**WHAT THIS TASK INVOLVES:**
Lift every line from the entries that includes the word "matrices".

(Part of a data file)
◇ ◇ ◇

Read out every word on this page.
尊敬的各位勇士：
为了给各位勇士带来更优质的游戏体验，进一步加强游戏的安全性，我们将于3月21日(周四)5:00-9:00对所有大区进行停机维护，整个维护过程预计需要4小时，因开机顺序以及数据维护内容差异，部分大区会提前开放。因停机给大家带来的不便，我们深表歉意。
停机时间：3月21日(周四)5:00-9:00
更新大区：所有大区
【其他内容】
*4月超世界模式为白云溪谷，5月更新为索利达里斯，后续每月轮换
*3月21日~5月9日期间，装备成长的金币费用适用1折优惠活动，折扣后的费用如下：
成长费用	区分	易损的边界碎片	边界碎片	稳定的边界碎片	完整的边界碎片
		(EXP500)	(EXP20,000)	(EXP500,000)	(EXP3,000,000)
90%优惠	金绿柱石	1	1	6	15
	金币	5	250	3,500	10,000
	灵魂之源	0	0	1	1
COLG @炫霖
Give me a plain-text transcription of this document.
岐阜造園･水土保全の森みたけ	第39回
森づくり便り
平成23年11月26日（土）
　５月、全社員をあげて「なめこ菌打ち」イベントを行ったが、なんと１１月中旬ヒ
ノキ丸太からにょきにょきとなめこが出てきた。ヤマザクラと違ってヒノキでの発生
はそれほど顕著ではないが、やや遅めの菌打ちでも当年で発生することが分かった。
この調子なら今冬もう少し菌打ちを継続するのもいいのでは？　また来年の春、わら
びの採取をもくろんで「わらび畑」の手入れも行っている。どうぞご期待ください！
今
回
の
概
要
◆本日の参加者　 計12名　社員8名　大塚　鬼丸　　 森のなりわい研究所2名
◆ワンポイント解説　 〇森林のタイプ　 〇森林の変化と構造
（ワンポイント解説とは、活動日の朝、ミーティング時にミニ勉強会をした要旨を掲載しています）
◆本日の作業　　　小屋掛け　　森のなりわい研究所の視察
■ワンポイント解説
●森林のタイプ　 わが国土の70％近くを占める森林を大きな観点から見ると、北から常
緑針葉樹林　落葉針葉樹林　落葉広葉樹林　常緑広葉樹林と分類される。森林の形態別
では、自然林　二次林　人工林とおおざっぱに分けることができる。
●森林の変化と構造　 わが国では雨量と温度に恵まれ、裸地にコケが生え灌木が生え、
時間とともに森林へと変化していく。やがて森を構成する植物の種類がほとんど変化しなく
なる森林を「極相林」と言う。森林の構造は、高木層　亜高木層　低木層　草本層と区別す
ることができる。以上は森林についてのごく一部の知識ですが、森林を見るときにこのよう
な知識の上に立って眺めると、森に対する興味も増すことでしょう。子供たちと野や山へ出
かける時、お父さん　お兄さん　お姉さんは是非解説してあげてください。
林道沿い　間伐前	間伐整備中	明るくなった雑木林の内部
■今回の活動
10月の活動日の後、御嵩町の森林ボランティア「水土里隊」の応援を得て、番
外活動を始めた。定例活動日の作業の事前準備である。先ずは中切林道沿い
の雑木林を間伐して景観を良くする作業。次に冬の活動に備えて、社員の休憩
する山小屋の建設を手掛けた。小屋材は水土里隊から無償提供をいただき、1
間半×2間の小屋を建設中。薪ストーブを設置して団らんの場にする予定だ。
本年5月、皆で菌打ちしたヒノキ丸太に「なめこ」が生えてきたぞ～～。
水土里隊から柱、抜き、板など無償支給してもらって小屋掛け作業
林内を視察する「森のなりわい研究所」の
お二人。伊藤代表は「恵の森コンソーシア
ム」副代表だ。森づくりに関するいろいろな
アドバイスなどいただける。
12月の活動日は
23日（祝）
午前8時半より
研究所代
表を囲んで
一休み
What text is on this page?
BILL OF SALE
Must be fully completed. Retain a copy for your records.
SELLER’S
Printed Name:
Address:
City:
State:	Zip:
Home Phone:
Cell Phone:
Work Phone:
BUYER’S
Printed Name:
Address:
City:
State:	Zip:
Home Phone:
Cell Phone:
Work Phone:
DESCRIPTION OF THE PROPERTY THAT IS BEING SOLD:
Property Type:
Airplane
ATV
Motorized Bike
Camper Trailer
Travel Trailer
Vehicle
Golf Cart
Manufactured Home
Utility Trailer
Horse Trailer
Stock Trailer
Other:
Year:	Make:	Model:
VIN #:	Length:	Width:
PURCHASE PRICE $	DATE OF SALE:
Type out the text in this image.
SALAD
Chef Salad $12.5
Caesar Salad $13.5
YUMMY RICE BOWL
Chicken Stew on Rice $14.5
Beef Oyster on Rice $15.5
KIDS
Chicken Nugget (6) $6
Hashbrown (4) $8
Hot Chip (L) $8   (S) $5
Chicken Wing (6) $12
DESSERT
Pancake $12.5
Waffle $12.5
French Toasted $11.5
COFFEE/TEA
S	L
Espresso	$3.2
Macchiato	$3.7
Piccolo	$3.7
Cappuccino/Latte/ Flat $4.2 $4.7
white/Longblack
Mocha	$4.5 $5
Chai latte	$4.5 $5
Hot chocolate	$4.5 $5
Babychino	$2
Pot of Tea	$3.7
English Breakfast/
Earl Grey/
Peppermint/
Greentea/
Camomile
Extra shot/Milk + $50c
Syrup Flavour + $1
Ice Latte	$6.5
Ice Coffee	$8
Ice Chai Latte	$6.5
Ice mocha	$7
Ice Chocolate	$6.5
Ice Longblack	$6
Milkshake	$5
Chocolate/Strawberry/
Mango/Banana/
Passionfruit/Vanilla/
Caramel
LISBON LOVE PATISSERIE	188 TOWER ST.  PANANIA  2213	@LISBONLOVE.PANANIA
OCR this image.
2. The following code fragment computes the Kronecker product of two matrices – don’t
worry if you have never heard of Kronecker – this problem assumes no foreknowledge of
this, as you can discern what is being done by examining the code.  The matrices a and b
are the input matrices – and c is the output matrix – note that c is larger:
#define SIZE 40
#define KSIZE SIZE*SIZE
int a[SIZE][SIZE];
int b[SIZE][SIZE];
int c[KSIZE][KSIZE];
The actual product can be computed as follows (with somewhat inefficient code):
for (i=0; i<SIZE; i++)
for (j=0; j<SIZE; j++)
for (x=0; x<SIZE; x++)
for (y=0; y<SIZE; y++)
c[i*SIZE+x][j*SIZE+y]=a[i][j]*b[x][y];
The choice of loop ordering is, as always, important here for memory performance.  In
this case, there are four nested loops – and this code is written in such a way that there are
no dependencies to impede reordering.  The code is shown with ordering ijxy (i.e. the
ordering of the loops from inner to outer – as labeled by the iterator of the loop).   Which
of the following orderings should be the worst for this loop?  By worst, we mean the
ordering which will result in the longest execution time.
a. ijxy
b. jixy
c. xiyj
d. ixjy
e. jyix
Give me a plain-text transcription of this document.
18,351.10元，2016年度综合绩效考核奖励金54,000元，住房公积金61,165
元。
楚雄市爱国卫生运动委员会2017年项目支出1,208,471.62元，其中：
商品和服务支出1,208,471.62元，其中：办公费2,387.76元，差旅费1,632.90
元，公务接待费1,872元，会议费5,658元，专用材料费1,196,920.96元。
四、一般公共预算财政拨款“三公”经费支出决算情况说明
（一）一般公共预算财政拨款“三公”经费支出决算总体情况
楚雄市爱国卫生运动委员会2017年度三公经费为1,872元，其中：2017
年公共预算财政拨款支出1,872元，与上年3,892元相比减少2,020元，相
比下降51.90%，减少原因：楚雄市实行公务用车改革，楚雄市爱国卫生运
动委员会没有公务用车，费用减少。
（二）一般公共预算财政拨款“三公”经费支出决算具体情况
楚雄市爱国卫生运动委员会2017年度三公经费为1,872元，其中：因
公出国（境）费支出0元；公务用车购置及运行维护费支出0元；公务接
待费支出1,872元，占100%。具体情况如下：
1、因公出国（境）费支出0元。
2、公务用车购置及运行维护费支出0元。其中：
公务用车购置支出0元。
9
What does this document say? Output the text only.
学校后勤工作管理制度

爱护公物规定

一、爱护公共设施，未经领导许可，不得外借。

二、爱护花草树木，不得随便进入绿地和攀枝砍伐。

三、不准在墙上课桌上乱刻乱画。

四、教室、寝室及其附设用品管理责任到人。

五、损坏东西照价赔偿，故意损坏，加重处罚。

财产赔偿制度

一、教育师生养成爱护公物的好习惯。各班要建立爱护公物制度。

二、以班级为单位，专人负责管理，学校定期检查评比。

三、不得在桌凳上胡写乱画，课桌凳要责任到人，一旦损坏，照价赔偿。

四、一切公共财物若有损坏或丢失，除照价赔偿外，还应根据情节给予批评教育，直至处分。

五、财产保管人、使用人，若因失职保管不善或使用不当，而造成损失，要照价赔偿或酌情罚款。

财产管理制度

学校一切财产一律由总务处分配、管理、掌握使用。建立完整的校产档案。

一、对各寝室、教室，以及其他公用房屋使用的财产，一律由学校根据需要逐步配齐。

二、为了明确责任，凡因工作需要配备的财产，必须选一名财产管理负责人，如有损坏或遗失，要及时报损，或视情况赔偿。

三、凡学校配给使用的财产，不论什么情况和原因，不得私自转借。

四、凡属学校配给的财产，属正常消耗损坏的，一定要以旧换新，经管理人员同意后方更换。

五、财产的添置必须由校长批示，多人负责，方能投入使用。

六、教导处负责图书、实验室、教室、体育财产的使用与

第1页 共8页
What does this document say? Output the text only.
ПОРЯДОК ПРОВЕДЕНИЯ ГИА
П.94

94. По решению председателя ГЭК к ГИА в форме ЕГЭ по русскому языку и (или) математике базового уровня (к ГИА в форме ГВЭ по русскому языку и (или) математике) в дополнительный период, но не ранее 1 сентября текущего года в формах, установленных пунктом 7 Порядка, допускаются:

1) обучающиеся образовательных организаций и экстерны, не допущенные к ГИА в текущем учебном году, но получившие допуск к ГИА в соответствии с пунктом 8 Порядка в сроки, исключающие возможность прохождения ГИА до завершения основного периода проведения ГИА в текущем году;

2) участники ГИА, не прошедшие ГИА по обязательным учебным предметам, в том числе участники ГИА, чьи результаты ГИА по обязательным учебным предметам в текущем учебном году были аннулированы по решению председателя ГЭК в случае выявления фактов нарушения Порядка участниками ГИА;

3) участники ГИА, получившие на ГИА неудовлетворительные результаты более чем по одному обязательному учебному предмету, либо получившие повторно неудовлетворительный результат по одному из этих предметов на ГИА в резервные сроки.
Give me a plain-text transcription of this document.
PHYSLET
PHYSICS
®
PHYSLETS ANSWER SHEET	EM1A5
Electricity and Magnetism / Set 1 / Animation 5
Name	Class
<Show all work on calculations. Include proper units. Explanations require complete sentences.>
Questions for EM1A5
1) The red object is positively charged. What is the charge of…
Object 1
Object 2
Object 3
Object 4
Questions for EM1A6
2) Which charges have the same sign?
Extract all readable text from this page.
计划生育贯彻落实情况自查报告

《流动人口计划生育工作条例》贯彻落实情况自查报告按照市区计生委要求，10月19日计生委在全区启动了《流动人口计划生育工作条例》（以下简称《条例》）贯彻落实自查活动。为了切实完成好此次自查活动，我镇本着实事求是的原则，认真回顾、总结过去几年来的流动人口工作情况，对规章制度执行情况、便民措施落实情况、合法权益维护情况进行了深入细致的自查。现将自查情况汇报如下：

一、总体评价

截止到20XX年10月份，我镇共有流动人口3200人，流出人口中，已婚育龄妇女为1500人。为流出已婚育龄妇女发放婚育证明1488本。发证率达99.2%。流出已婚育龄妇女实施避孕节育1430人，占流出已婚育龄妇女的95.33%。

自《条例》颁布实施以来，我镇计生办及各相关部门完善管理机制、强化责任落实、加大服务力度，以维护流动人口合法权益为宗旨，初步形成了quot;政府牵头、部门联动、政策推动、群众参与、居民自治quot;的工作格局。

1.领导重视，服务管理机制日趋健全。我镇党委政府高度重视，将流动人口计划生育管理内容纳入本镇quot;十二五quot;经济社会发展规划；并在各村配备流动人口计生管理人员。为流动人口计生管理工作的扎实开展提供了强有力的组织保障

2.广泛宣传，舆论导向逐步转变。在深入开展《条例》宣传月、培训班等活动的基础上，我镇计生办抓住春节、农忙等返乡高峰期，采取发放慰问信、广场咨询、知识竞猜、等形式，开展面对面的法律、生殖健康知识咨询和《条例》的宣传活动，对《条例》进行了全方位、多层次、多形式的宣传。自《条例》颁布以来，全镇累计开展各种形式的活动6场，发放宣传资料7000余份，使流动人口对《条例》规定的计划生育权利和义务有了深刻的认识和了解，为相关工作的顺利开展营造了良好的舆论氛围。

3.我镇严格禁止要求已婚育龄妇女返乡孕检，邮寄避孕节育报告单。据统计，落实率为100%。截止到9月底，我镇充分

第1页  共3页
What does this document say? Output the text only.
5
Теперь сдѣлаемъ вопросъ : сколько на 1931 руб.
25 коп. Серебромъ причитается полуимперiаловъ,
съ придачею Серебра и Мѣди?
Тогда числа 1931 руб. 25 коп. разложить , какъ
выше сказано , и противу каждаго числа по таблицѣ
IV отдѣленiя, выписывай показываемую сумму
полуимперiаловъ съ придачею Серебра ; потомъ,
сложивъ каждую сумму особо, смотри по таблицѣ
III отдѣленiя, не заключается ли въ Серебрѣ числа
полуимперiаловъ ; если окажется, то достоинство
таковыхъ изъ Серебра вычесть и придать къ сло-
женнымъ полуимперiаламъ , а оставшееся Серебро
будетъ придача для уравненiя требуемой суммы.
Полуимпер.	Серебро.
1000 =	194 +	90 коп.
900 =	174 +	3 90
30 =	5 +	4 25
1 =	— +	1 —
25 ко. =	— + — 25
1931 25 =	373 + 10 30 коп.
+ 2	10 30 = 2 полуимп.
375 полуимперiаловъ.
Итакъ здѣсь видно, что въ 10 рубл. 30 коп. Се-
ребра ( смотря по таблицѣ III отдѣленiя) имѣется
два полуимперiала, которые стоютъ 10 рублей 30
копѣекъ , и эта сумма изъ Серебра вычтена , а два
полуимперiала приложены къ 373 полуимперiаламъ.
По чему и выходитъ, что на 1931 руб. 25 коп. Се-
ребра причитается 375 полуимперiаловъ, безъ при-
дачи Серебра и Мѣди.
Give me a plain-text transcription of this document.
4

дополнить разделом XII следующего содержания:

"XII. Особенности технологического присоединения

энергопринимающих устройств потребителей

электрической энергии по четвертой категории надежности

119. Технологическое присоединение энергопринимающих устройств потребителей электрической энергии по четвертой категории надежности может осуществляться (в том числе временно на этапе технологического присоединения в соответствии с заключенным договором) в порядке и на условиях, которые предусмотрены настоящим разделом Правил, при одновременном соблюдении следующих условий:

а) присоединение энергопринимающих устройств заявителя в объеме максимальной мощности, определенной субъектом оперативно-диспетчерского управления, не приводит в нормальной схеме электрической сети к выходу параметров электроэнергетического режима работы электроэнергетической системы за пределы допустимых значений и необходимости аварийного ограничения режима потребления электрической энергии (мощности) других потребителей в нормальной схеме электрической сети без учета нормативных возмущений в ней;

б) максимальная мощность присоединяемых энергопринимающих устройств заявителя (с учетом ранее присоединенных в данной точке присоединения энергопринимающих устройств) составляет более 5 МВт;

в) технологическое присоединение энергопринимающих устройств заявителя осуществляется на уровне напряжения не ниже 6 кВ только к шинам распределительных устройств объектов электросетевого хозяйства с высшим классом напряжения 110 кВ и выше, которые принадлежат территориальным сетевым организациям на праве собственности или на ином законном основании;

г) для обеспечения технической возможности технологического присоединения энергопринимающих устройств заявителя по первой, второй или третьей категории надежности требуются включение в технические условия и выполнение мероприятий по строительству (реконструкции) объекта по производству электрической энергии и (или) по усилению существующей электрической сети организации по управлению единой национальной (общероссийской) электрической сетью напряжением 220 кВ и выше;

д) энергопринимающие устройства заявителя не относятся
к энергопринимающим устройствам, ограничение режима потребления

◇ ◇ ◇

**SOLUTION BELOW:**
2. The following code fragment computes the Kronecker product of two matrices – don’t
this, as you can discern what is being done by examining the code.  The matrices a and b
are the input matrices – and c is the output matrix – note that c is larger:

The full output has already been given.